Stored entries
-=-=-=-=-
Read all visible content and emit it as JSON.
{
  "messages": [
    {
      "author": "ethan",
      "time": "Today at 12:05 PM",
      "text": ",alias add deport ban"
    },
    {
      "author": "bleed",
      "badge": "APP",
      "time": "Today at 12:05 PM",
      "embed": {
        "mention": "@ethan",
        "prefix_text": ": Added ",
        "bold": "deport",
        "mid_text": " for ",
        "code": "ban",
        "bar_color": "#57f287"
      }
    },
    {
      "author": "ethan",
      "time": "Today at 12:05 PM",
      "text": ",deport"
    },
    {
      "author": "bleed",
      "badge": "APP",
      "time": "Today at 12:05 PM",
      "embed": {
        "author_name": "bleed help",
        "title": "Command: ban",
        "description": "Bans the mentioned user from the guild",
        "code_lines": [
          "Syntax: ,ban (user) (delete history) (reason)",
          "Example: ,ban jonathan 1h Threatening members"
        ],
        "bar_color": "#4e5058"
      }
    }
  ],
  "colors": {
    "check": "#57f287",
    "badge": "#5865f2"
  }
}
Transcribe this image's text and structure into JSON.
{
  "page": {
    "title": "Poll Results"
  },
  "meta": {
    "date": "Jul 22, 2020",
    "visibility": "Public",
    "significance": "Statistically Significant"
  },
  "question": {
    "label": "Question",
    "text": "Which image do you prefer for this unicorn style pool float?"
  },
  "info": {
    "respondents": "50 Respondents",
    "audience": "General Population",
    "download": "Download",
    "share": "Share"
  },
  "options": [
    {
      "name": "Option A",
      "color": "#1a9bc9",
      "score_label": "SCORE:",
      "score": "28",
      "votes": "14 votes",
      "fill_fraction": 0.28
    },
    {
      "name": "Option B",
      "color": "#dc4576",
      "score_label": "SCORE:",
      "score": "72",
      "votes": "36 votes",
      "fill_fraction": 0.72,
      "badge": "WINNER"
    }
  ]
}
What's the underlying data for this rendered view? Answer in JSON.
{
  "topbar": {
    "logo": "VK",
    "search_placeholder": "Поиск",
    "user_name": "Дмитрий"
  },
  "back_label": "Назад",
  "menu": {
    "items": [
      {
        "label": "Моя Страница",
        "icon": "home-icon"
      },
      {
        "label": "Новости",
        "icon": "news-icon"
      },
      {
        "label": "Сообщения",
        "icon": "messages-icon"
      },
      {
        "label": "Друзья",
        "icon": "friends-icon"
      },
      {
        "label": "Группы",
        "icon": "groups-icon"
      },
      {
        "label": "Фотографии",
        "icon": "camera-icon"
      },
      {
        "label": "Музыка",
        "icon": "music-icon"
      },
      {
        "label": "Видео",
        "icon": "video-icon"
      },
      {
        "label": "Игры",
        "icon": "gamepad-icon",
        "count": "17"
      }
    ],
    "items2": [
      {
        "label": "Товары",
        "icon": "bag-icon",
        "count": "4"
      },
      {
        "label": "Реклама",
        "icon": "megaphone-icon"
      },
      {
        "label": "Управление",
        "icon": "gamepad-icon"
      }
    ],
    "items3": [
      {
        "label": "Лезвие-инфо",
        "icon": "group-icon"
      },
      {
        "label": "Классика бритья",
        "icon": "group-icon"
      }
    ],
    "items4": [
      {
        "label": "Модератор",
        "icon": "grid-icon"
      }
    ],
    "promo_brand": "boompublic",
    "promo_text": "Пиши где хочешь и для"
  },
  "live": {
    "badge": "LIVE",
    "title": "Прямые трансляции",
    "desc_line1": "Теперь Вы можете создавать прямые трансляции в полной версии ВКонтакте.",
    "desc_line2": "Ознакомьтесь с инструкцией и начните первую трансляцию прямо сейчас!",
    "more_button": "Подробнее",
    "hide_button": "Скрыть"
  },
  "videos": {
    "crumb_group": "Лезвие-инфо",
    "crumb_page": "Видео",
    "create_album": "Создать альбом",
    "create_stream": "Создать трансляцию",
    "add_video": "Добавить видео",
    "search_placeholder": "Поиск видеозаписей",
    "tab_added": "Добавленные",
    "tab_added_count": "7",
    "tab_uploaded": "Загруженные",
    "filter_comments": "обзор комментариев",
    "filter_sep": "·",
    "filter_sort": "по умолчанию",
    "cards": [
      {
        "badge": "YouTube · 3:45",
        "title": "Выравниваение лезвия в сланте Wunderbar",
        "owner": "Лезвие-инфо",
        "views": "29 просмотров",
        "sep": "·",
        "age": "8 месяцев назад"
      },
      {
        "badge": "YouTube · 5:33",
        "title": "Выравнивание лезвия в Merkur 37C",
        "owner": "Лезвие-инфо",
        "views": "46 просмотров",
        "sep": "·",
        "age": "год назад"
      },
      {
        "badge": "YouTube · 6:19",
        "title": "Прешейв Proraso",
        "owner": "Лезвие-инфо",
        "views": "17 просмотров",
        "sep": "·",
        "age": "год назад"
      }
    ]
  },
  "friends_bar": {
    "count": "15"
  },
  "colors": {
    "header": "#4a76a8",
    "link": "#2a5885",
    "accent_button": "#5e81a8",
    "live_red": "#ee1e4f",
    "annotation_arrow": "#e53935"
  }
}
-=-=-=-=-
• **Exercise task**: List each line of the records that holds the string "лезвия".

• **Solution to the problem**:
        "title": "Выравниваение лезвия в сланте Wunderbar",
        "title": "Выравнивание лезвия в Merkur 37C",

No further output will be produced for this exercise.